_Direction_
The records underneath are to be repeated exactly, with the pictures left out.

_Data provided_
((

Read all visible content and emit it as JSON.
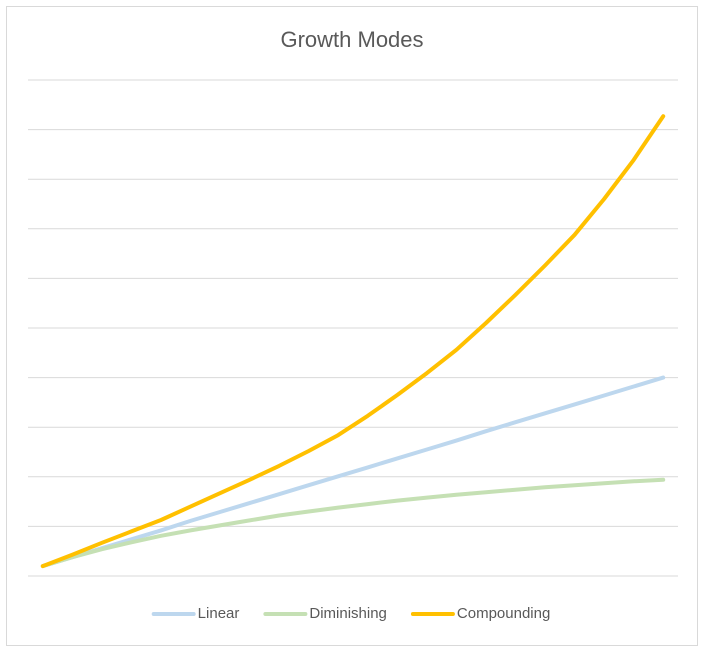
{
  "chart_data": {
    "type": "line",
    "title": "Growth Modes",
    "categories": [
      null,
      null,
      null,
      null,
      null,
      null,
      null,
      null,
      null,
      null,
      null,
      null,
      null,
      null,
      null,
      null,
      null,
      null,
      null,
      null,
      null,
      null
    ],
    "series": [
      {
        "name": "Linear",
        "color": "#bdd7ee",
        "values": [
          0.2,
          0.38,
          0.56,
          0.74,
          0.92,
          1.11,
          1.29,
          1.47,
          1.65,
          1.83,
          2.01,
          2.19,
          2.37,
          2.55,
          2.73,
          2.92,
          3.1,
          3.28,
          3.46,
          3.64,
          3.82,
          4.0
        ]
      },
      {
        "name": "Diminishing",
        "color": "#c5e0b4",
        "values": [
          0.2,
          0.38,
          0.54,
          0.68,
          0.81,
          0.92,
          1.02,
          1.12,
          1.22,
          1.3,
          1.38,
          1.45,
          1.52,
          1.58,
          1.64,
          1.69,
          1.74,
          1.79,
          1.83,
          1.87,
          1.91,
          1.94
        ]
      },
      {
        "name": "Compounding",
        "color": "#ffc000",
        "values": [
          0.2,
          0.43,
          0.67,
          0.9,
          1.13,
          1.4,
          1.67,
          1.94,
          2.22,
          2.52,
          2.84,
          3.23,
          3.65,
          4.09,
          4.56,
          5.1,
          5.67,
          6.26,
          6.88,
          7.6,
          8.39,
          9.27
        ]
      }
    ],
    "ylim": [
      0,
      10
    ],
    "yticks": [
      0,
      1,
      2,
      3,
      4,
      5,
      6,
      7,
      8,
      9,
      10
    ],
    "grid": true,
    "legend": "bottom"
  }
}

))

_Exercise answer_
Read all visible content and emit it as JSON.
{
  "chart_data": {
    "type": "line",
    "title": "Growth Modes",
    "categories": [
      null,
      null,
      null,
      null,
      null,
      null,
      null,
      null,
      null,
      null,
      null,
      null,
      null,
      null,
      null,
      null,
      null,
      null,
      null,
      null,
      null,
      null
    ],
    "series": [
      {
        "name": "Linear",
        "color": "#bdd7ee",
        "values": [
          0.2,
          0.38,
          0.56,
          0.74,
          0.92,
          1.11,
          1.29,
          1.47,
          1.65,
          1.83,
          2.01,
          2.19,
          2.37,
          2.55,
          2.73,
          2.92,
          3.1,
          3.28,
          3.46,
          3.64,
          3.82,
          4.0
        ]
      },
      {
        "name": "Diminishing",
        "color": "#c5e0b4",
        "values": [
          0.2,
          0.38,
          0.54,
          0.68,
          0.81,
          0.92,
          1.02,
          1.12,
          1.22,
          1.3,
          1.38,
          1.45,
          1.52,
          1.58,
          1.64,
          1.69,
          1.74,
          1.79,
          1.83,
          1.87,
          1.91,
          1.94
        ]
      },
      {
        "name": "Compounding",
        "color": "#ffc000",
        "values": [
          0.2,
          0.43,
          0.67,
          0.9,
          1.13,
          1.4,
          1.67,
          1.94,
          2.22,
          2.52,
          2.84,
          3.23,
          3.65,
          4.09,
          4.56,
          5.1,
          5.67,
          6.26,
          6.88,
          7.6,
          8.39,
          9.27
        ]
      }
    ],
    "ylim": [
      0,
      10
    ],
    "yticks": [
      0,
      1,
      2,
      3,
      4,
      5,
      6,
      7,
      8,
      9,
      10
    ],
    "grid": true,
    "legend": "bottom"
  }
}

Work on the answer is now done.